#### SUPPLIED DATA ####

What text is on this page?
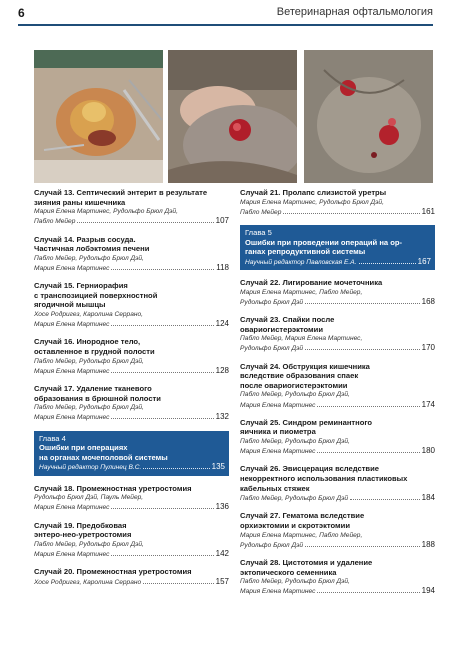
6	Ветеринарная офтальмология
Случай 13. Септический энтерит в результате
зияния раны кишечника
Мария Елена Мартинес, Рудольфо Брюл Дэй,
Пабло Мейер	107
Случай 14. Разрыв сосуда.
Частичная лобэктомия печени
Пабло Мейер, Рудольфо Брюл Дэй,
Мария Елена Мартинес	118
Случай 15. Герниорафия
с транспозицией поверхностной
ягодичной мышцы
Хосе Родригез, Каролина Серрано,
Мария Елена Мартинес	124
Случай 16. Инородное тело,
оставленное в грудной полости
Пабло Мейер, Рудольфо Брюл Дэй,
Мария Елена Мартинес	128
Случай 17. Удаление тканевого
образования в брюшной полости
Пабло Мейер, Рудольфо Брюл Дэй,
Мария Елена Мартинес	132
Глава 4
Ошибки при операциях
на органах мочеполовой системы
Научный редактор Пулинец В.С.	135
Случай 18. Промежностная уретростомия
Рудольфо Брюл Дэй, Пауль Мейер,
Мария Елена Мартинес	136
Случай 19. Предобковая
энтеро-нео-уретростомия
Пабло Мейер, Рудольфо Брюл Дэй,
Мария Елена Мартинес	142
Случай 20. Промежностная уретростомия
Хосе Родригез, Каролина Серрано	157
Случай 21. Пролапс слизистой уретры
Мария Елена Мартинес, Рудольфо Брюл Дэй,
Пабло Мейер	161
Глава 5
Ошибки при проведении операций на ор-
ганах репродуктивной системы
Научный редактор Павловская Е.А.	167
Случай 22. Лигирование мочеточника
Мария Елена Мартинес, Пабло Мейер,
Рудольфо Брюл Дэй	168
Случай 23. Спайки после
овариогистерэктомии
Пабло Мейер, Мария Елена Мартинес,
Рудольфо Брюл Дэй	170
Случай 24. Обструкция кишечника
вследствие образования спаек
после овариогистерэктомии
Пабло Мейер, Рудольфо Брюл Дэй,
Мария Елена Мартинес	174
Случай 25. Синдром реминантного
яичника и пиометра
Пабло Мейер, Рудольфо Брюл Дэй,
Мария Елена Мартинес	180
Случай 26. Эвисцерация вследствие
некорректного использования пластиковых
кабельных стяжек
Пабло Мейер, Рудольфо Брюл Дэй	184
Случай 27. Гематома вследствие
орхиэктомии и скротэктомии
Мария Елена Мартинес, Пабло Мейер,
Рудольфо Брюл Дэй	188
Случай 28. Цистотомия и удаление
эктопического семенника
Пабло Мейер, Рудольфо Брюл Дэй,
Мария Елена Мартинес	194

####

WHAT YOU HAVE TO DO => Copy out every line holding the string "Каролина".

SOLUTION TO THIS EXERCISE =>
Хосе Родригез, Каролина Серрано,
Хосе Родригез, Каролина Серрано	157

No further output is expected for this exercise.